→ TEXT PASSAGE
• • • • • • •

Road songs will help while away the miles

Posted Feb. 05, 2010, at 5:28 p.m.

I despise February.

March is no better.

There is only one thing to do. Pack up the mighty Tundra (can’t decide about the kayak) and head south to defrost and watch the Red Sox in Fort Myers, Fla.

It is the only thing that can get me through the endless Maine winter. It has been my panacea since the team moved there in 1992. Mapquest claims the trip is only 1,700 miles, But I always manage to drive 5,000 in the annual round trip. I make many, many stops, including high tea in Washington, D.C., cheeseburgers in the Low Country, and possible stops in Gettysburg and Kitty Hawk, depending on the weather.

Last year the trip down took 28 days.

Naturally, music will be vital to spending that many days behind the wheel. There are few pleasures (fewer every year) that can compare to roaring down the highway, windows open, with the music cranked to the max. My beloved iPod has a mere 2,566 songs, which is probably enough to drive 5,000 miles without a repeat.

But I shall carefully review each song to make sure I have suitable “road songs” to assist in sliding down the East Coast.

For my gas money, Chuck Berry had the best car song with “Maybellene.” When Chuck drove the “New Jersey Turnpike in the wee, wee hours, I was rollin’ slowly cause of drizzling’ showers.” According to Rolling Stone magazine, the song was “the beginning” of rock ’n’ roll guitar. And don’t forget Chuckster’s “You Can’t Catch Me” with the lyric “If you get too close, you know I’m gone like a cool breeze.”

He was never really my cup of tea, for some reason, but Bruce Springsteen must be crowned the Bard of the Highway with “Born to Run,” “Stolen Car,” “Pink Cadillac,” “Wreck on the Highway” and a dozen others.

The Beach Boys always left me cadaver-cold once I heard the “live” version of “Help Me, Rhonda.” But these are special times. For this trip and this trip only, I will allow the surfer types on my iPod for “Fun, Fun, Fun,” because it is so much fun to sing so high and so loud, plus her father really did take Shirley England’s T-Bird away when she never made it to the hamburger stand now. (True story.) I also will issue a dispensation for “Little Deuce Coupe” which, for your information, is a 1932 Ford Model B Coupe.

• • • • • • •

→ THE INPUT
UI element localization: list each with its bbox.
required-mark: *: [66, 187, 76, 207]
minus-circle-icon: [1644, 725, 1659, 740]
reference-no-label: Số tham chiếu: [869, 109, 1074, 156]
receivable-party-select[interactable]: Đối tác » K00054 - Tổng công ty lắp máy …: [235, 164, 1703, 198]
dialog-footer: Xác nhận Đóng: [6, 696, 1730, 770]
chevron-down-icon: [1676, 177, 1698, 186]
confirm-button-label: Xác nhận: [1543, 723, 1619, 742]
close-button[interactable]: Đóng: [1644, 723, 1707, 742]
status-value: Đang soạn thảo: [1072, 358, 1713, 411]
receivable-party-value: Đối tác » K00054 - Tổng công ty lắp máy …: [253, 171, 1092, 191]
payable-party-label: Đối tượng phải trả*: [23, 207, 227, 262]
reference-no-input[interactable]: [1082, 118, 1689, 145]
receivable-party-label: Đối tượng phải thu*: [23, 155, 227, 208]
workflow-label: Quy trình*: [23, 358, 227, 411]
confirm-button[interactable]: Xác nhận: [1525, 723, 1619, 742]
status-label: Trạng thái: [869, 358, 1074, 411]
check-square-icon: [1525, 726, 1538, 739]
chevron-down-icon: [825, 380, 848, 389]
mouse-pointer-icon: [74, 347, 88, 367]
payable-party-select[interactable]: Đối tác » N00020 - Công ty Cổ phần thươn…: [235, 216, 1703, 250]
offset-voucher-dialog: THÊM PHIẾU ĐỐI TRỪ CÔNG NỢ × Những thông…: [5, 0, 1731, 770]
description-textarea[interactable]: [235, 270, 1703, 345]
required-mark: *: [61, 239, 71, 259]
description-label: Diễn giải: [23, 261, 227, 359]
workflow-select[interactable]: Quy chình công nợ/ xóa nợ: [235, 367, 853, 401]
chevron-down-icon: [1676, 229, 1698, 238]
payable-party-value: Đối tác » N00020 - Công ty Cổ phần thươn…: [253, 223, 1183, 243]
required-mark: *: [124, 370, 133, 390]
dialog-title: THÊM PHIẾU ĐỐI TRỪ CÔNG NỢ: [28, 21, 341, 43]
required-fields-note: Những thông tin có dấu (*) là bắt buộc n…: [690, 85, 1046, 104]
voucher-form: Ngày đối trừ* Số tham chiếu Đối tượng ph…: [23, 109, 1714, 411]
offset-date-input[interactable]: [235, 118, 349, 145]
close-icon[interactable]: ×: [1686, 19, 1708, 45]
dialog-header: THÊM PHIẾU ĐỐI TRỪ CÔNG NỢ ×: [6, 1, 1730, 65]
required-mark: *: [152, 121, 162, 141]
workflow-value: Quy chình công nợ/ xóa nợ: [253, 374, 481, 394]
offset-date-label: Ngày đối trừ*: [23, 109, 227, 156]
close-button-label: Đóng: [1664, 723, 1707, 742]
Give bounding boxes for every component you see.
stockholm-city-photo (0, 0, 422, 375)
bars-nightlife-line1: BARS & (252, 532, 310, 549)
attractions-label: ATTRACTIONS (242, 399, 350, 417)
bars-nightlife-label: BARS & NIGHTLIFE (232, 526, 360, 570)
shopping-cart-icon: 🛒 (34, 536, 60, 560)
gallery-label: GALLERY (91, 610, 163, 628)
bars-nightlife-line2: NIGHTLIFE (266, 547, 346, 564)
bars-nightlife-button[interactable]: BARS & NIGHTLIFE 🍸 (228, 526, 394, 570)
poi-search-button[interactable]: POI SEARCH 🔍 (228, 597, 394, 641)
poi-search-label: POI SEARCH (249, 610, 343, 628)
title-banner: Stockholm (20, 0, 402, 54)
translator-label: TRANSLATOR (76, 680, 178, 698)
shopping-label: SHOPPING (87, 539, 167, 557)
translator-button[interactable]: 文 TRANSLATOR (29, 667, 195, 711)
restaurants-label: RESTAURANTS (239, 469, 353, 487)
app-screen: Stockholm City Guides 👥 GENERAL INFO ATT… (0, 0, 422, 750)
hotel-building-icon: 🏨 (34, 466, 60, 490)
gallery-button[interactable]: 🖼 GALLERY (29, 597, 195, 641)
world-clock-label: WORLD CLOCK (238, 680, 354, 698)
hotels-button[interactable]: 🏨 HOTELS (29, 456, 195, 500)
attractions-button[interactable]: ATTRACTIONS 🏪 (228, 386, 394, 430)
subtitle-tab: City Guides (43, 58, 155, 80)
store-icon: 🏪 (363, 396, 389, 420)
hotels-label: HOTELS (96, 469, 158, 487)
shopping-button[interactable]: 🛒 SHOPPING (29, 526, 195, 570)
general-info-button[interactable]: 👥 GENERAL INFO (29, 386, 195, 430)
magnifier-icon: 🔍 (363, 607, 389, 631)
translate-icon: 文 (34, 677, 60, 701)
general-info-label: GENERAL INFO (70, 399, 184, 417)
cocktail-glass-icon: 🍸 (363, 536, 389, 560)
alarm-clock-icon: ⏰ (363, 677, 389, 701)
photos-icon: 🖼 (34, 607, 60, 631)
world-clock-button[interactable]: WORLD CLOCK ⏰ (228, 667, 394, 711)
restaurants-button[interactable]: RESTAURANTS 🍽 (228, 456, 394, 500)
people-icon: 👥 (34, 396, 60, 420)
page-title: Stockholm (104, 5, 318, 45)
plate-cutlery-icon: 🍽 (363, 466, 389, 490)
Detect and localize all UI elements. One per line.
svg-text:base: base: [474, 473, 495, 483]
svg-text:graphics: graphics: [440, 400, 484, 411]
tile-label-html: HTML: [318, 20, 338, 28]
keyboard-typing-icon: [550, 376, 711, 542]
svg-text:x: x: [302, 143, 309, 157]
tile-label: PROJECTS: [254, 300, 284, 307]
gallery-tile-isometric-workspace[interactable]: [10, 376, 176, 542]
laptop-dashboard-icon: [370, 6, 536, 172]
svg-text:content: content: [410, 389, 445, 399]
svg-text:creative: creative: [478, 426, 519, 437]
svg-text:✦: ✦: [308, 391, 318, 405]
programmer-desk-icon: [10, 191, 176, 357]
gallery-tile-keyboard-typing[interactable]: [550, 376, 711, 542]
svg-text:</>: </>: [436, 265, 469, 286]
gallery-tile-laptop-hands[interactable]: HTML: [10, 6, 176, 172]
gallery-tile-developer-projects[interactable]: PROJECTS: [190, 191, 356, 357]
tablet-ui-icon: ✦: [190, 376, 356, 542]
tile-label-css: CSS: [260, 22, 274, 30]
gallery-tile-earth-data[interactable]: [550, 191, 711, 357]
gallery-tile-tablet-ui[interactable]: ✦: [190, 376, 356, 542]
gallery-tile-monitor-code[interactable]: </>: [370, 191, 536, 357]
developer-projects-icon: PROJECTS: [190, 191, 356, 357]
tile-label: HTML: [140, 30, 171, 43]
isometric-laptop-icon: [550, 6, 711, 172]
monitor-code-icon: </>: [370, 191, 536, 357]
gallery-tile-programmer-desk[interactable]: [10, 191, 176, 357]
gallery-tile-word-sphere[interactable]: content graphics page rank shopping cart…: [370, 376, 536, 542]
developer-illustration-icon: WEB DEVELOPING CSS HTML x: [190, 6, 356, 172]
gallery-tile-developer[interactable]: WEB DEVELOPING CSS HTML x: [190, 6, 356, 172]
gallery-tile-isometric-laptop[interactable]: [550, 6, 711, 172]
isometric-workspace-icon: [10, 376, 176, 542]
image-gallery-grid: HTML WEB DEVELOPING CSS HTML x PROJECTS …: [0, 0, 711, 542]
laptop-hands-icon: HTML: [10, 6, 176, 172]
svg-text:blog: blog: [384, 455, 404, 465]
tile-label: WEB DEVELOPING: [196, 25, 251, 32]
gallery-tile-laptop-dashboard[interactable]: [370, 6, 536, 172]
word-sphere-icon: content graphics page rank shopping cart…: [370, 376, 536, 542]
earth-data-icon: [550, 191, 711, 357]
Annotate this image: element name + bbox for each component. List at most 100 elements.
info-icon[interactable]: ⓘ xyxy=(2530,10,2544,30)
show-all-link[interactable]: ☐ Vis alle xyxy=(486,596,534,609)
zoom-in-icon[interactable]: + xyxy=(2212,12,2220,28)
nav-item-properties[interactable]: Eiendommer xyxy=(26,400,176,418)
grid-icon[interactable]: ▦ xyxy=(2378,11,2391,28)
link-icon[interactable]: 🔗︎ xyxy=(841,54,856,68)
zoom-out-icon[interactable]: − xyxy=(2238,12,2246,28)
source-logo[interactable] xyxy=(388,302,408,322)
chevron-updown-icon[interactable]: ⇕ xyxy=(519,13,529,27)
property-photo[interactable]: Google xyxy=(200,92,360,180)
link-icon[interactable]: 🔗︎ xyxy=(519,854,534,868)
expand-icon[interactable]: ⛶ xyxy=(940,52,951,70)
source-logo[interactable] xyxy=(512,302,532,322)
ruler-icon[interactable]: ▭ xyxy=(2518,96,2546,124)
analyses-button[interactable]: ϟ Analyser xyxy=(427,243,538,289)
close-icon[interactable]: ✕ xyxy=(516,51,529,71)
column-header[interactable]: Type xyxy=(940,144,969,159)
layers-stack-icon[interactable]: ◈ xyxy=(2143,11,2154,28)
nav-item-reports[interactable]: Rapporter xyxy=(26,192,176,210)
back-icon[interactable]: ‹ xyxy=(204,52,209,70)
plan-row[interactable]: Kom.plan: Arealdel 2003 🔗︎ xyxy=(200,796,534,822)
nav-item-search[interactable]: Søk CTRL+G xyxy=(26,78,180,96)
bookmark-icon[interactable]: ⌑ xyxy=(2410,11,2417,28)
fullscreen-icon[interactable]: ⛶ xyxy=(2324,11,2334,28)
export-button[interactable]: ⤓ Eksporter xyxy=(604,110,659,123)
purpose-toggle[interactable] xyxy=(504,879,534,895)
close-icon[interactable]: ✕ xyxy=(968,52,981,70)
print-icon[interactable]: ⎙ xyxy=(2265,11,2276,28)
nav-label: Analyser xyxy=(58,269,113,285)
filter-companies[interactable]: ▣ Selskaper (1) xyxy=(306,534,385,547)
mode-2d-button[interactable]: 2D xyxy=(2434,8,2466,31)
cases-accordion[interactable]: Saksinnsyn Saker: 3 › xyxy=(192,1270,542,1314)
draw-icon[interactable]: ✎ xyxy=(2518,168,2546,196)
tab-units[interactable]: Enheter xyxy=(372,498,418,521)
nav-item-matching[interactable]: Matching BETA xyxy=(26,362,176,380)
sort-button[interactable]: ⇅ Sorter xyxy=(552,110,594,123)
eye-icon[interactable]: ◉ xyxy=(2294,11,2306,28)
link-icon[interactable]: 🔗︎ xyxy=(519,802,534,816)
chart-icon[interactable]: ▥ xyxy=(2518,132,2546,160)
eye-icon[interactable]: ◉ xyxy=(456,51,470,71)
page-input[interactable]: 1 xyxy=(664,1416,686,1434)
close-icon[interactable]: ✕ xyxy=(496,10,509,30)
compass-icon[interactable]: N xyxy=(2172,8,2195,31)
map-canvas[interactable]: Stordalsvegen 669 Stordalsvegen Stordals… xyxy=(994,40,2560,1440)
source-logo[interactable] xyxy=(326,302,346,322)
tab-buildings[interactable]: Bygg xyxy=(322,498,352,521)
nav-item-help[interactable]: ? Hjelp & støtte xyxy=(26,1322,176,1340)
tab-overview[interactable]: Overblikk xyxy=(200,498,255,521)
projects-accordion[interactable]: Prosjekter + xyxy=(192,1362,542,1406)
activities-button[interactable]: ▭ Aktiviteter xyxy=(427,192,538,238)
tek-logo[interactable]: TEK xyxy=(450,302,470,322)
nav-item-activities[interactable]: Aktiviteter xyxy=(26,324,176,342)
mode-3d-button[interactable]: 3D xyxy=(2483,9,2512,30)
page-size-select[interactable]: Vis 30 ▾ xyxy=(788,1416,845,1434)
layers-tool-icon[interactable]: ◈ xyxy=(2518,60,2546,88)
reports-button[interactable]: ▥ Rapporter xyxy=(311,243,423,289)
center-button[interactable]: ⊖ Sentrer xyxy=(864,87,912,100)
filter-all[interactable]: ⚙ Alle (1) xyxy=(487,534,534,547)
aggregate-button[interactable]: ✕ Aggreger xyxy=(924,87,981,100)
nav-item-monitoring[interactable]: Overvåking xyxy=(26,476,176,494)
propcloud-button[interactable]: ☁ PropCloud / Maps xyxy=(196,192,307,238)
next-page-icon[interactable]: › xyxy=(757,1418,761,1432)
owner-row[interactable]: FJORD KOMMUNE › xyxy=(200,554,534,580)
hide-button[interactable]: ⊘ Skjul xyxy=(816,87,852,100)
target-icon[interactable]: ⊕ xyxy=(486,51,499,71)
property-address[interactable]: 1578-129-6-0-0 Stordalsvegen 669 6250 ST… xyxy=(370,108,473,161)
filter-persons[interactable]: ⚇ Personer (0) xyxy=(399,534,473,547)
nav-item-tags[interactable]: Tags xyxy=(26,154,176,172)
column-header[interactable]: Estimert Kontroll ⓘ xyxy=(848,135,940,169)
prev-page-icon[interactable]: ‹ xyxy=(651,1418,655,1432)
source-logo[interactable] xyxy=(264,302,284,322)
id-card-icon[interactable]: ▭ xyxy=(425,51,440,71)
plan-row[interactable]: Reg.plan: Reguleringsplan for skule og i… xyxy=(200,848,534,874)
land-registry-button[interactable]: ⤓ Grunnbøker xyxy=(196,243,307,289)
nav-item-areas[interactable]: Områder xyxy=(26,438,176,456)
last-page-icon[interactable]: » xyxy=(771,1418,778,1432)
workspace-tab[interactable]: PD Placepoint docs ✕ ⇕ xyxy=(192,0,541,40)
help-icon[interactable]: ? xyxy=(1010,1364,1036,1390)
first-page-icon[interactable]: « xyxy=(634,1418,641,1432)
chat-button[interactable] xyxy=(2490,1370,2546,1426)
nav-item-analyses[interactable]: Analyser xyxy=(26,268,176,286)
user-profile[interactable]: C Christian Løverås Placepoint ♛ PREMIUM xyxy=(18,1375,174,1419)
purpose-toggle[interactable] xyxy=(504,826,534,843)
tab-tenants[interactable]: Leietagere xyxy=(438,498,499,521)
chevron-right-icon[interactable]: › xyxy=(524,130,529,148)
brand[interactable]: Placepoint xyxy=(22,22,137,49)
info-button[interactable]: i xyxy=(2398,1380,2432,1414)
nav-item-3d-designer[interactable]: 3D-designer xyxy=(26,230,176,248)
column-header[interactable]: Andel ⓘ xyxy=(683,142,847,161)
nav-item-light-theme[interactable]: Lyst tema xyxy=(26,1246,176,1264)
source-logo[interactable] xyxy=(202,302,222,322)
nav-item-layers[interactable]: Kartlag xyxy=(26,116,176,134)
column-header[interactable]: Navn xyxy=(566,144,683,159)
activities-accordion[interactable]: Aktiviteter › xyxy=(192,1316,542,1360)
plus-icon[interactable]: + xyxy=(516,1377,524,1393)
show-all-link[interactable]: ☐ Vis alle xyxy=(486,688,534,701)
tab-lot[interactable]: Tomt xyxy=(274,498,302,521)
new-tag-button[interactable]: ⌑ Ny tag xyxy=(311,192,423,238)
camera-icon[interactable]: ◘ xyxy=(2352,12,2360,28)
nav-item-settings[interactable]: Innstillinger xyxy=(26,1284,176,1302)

• • • • • • •

→ WORK TO DO
**1)** In the column about road songs, how many days did last year's trip down take?
**2)** Format the rows from the first one through the line containing "reference-no-input[interactable]: [1082, 118, 1689, 145]", inclusive, as a JSON list of strings with one string per line and no blank lines.

→ RESPONSES FOR EACH TASK
**1)** 28 days

**2)**
[
  "UI element localization: list each with its bbox.",
  "required-mark: *: [66, 187, 76, 207]",
  "minus-circle-icon: [1644, 725, 1659, 740]",
  "reference-no-label: Số tham chiếu: [869, 109, 1074, 156]",
  "receivable-party-select[interactable]: Đối tác » K00054 - Tổng công ty lắp máy …: [235, 164, 1703, 198]",
  "dialog-footer: Xác nhận Đóng: [6, 696, 1730, 770]",
  "chevron-down-icon: [1676, 177, 1698, 186]",
  "confirm-button-label: Xác nhận: [1543, 723, 1619, 742]",
  "close-button[interactable]: Đóng: [1644, 723, 1707, 742]",
  "status-value: Đang soạn thảo: [1072, 358, 1713, 411]",
  "receivable-party-value: Đối tác » K00054 - Tổng công ty lắp máy …: [253, 171, 1092, 191]",
  "payable-party-label: Đối tượng phải trả*: [23, 207, 227, 262]",
  "reference-no-input[interactable]: [1082, 118, 1689, 145]"
]